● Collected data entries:
+===+

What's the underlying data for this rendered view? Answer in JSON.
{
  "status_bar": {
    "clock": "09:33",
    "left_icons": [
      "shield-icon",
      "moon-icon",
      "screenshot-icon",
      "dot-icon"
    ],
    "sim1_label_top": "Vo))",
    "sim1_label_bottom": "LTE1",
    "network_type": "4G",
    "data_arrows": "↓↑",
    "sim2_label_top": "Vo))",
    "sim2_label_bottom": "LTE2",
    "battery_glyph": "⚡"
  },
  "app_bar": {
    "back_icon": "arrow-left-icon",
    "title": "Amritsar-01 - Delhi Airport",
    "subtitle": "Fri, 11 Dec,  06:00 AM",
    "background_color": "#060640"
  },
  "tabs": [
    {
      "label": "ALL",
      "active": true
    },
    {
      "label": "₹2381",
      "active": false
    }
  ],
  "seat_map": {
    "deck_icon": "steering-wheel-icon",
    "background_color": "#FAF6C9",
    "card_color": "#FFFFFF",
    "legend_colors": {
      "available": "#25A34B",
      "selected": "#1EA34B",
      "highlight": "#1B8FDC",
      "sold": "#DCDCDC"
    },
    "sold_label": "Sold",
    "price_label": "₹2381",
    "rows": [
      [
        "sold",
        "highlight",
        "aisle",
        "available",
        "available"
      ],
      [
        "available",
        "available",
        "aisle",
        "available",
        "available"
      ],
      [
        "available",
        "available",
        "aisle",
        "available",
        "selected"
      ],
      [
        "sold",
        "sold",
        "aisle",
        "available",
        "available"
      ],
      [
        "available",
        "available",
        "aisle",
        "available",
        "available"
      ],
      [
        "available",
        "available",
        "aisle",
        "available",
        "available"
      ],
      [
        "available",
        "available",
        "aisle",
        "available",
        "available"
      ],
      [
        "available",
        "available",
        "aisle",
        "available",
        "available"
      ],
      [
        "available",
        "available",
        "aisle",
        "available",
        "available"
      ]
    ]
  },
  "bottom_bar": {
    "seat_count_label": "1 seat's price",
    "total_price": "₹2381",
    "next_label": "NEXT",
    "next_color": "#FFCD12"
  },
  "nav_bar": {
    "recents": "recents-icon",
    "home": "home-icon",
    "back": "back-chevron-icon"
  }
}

+===+

● REQUIRED TASK:
Repeat the data above, word for word.

● CORRECT RESPONSE:
What's the underlying data for this rendered view? Answer in JSON.
{
  "status_bar": {
    "clock": "09:33",
    "left_icons": [
      "shield-icon",
      "moon-icon",
      "screenshot-icon",
      "dot-icon"
    ],
    "sim1_label_top": "Vo))",
    "sim1_label_bottom": "LTE1",
    "network_type": "4G",
    "data_arrows": "↓↑",
    "sim2_label_top": "Vo))",
    "sim2_label_bottom": "LTE2",
    "battery_glyph": "⚡"
  },
  "app_bar": {
    "back_icon": "arrow-left-icon",
    "title": "Amritsar-01 - Delhi Airport",
    "subtitle": "Fri, 11 Dec,  06:00 AM",
    "background_color": "#060640"
  },
  "tabs": [
    {
      "label": "ALL",
      "active": true
    },
    {
      "label": "₹2381",
      "active": false
    }
  ],
  "seat_map": {
    "deck_icon": "steering-wheel-icon",
    "background_color": "#FAF6C9",
    "card_color": "#FFFFFF",
    "legend_colors": {
      "available": "#25A34B",
      "selected": "#1EA34B",
      "highlight": "#1B8FDC",
      "sold": "#DCDCDC"
    },
    "sold_label": "Sold",
    "price_label": "₹2381",
    "rows": [
      [
        "sold",
        "highlight",
        "aisle",
        "available",
        "available"
      ],
      [
        "available",
        "available",
        "aisle",
        "available",
        "available"
      ],
      [
        "available",
        "available",
        "aisle",
        "available",
        "selected"
      ],
      [
        "sold",
        "sold",
        "aisle",
        "available",
        "available"
      ],
      [
        "available",
        "available",
        "aisle",
        "available",
        "available"
      ],
      [
        "available",
        "available",
        "aisle",
        "available",
        "available"
      ],
      [
        "available",
        "available",
        "aisle",
        "available",
        "available"
      ],
      [
        "available",
        "available",
        "aisle",
        "available",
        "available"
      ],
      [
        "available",
        "available",
        "aisle",
        "available",
        "available"
      ]
    ]
  },
  "bottom_bar": {
    "seat_count_label": "1 seat's price",
    "total_price": "₹2381",
    "next_label": "NEXT",
    "next_color": "#FFCD12"
  },
  "nav_bar": {
    "recents": "recents-icon",
    "home": "home-icon",
    "back": "back-chevron-icon"
  }
}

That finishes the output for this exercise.